◆ **Saved data entries**

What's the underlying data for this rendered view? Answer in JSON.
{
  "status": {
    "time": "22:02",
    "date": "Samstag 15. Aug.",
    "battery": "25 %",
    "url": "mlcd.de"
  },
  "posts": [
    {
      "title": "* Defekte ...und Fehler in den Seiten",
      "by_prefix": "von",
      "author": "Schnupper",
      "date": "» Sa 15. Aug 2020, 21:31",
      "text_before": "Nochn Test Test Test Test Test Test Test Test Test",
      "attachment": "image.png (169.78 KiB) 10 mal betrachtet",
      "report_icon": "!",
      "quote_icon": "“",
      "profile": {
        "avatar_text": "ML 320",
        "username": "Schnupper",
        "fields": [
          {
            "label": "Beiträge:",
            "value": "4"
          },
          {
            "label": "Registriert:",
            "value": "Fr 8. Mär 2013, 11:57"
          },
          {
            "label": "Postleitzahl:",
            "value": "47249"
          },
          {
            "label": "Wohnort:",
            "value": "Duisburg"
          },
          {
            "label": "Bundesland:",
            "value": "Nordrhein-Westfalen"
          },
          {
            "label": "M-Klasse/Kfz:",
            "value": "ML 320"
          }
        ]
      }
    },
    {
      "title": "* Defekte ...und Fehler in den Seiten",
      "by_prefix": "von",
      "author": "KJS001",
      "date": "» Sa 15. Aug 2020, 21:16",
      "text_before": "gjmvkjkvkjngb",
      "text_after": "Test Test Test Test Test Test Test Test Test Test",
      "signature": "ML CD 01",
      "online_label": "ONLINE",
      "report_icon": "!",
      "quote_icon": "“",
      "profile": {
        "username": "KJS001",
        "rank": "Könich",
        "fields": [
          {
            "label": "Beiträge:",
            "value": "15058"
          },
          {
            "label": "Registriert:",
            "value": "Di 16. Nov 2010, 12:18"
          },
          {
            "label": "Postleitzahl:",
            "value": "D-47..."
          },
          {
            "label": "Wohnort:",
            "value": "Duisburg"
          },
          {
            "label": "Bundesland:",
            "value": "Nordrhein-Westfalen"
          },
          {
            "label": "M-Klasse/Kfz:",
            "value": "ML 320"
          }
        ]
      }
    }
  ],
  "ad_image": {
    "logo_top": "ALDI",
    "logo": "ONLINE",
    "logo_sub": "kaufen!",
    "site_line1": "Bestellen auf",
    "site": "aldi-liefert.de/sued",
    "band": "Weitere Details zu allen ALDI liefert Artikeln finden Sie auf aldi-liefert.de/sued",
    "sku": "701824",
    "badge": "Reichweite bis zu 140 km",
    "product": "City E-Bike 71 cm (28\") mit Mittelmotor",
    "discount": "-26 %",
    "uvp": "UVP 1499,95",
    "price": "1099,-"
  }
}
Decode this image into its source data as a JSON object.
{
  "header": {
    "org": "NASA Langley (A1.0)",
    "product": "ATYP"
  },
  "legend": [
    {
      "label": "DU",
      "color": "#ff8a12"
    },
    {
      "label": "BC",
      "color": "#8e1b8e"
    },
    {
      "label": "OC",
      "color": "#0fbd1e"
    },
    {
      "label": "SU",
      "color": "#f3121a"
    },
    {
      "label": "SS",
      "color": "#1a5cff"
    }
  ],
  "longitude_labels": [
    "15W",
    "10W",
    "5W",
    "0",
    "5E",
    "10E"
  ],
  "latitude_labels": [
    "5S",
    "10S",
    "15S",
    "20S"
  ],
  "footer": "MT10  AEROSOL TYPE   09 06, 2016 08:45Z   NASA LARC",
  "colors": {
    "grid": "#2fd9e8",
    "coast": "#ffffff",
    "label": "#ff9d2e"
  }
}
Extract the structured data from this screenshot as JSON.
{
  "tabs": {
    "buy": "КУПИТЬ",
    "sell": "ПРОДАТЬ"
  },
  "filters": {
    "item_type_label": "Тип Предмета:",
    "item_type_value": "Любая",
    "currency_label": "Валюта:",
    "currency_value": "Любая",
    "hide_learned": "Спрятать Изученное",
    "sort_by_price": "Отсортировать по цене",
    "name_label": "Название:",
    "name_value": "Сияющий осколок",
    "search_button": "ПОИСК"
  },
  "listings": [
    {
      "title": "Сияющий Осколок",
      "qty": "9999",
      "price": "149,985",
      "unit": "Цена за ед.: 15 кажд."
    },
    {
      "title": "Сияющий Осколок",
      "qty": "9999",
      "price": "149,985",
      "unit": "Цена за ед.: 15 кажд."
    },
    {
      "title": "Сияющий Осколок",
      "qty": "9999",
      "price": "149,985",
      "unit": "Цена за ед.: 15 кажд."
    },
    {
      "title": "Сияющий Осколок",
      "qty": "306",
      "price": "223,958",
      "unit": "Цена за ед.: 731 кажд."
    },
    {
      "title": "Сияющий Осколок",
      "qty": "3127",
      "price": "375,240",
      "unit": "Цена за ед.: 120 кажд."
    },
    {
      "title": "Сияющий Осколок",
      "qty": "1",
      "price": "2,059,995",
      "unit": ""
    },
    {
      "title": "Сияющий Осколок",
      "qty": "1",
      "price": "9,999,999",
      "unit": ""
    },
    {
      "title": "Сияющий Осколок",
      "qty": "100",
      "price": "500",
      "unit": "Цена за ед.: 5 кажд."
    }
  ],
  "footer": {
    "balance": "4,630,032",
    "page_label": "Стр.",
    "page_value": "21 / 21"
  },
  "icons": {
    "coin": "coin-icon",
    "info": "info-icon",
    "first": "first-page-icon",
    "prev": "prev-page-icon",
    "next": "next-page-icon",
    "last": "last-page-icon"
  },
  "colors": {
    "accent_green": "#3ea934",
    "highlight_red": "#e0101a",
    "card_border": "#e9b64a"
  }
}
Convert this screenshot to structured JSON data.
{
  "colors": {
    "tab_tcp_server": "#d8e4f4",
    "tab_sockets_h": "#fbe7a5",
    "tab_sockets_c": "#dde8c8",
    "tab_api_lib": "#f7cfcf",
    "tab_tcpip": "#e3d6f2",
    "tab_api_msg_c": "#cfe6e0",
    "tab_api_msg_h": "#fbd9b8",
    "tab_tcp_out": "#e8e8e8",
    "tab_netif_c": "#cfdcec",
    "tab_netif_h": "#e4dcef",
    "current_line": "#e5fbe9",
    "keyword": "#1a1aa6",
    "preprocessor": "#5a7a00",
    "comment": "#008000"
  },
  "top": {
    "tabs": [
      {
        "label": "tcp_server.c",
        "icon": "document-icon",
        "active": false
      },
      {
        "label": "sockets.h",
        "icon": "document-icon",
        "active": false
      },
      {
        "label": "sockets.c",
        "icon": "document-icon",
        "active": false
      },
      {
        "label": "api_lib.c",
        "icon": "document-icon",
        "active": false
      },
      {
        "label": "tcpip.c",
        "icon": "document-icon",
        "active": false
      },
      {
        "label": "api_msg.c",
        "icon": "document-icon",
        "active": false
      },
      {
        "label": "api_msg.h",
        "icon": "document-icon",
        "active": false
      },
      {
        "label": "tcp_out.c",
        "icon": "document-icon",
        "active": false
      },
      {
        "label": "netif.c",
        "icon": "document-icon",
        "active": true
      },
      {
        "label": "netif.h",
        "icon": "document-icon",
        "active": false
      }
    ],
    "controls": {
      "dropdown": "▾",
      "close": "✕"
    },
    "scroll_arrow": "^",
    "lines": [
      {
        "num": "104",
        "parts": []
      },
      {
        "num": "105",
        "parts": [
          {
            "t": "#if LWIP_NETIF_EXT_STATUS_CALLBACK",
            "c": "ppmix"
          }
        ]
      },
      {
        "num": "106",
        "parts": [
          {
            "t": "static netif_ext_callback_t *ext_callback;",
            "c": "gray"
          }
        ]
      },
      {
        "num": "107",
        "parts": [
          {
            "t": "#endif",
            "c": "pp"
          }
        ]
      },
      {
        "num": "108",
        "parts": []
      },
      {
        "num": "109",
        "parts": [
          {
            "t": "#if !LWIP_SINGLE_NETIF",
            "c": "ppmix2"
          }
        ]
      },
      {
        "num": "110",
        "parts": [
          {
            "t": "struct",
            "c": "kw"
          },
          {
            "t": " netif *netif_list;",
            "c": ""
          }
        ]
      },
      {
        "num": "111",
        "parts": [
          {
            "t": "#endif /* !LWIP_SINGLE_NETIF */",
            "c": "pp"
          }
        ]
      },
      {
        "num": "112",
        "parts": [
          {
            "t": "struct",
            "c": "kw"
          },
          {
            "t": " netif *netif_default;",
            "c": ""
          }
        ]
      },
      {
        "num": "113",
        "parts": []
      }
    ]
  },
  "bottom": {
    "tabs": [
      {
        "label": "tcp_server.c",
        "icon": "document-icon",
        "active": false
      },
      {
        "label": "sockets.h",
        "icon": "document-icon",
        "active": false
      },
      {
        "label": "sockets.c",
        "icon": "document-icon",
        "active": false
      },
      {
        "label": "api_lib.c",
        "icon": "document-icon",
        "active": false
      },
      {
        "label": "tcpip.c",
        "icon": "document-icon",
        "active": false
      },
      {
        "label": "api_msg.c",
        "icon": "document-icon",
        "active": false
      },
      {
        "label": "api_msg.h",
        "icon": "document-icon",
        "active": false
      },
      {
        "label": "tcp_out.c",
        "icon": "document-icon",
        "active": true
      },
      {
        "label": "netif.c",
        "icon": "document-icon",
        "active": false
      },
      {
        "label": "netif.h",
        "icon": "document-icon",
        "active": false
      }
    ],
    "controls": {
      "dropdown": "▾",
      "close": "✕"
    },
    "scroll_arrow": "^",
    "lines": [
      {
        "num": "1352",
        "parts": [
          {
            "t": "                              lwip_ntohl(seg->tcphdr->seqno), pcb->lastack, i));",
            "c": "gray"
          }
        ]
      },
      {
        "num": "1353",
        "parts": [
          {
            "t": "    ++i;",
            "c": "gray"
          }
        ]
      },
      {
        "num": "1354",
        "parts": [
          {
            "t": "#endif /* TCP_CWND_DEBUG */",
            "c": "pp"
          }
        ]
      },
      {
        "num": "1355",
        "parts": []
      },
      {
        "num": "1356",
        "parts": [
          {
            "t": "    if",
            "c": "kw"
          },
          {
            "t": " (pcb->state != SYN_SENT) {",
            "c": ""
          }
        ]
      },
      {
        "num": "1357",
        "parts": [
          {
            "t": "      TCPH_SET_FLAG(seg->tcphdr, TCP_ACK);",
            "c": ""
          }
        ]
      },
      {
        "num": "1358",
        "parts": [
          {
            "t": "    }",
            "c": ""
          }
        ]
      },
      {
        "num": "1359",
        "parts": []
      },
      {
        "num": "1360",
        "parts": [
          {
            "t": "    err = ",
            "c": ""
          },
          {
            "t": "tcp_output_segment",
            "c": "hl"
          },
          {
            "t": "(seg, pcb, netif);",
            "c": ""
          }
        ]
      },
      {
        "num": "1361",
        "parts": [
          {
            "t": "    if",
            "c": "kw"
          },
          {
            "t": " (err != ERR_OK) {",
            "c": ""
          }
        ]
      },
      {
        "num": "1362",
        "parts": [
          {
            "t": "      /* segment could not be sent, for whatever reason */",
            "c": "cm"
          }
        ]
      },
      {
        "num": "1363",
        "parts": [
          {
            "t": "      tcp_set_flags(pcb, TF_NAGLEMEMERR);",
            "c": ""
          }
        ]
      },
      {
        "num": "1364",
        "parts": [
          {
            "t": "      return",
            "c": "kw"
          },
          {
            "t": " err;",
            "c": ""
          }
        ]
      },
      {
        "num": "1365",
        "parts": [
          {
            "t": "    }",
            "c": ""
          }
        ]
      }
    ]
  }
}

◆ **STATED PROBLEM**
Copy out each line of the listing that holds "Schnupper".

◆ **RESPONSE**
      "author": "Schnupper",
        "username": "Schnupper",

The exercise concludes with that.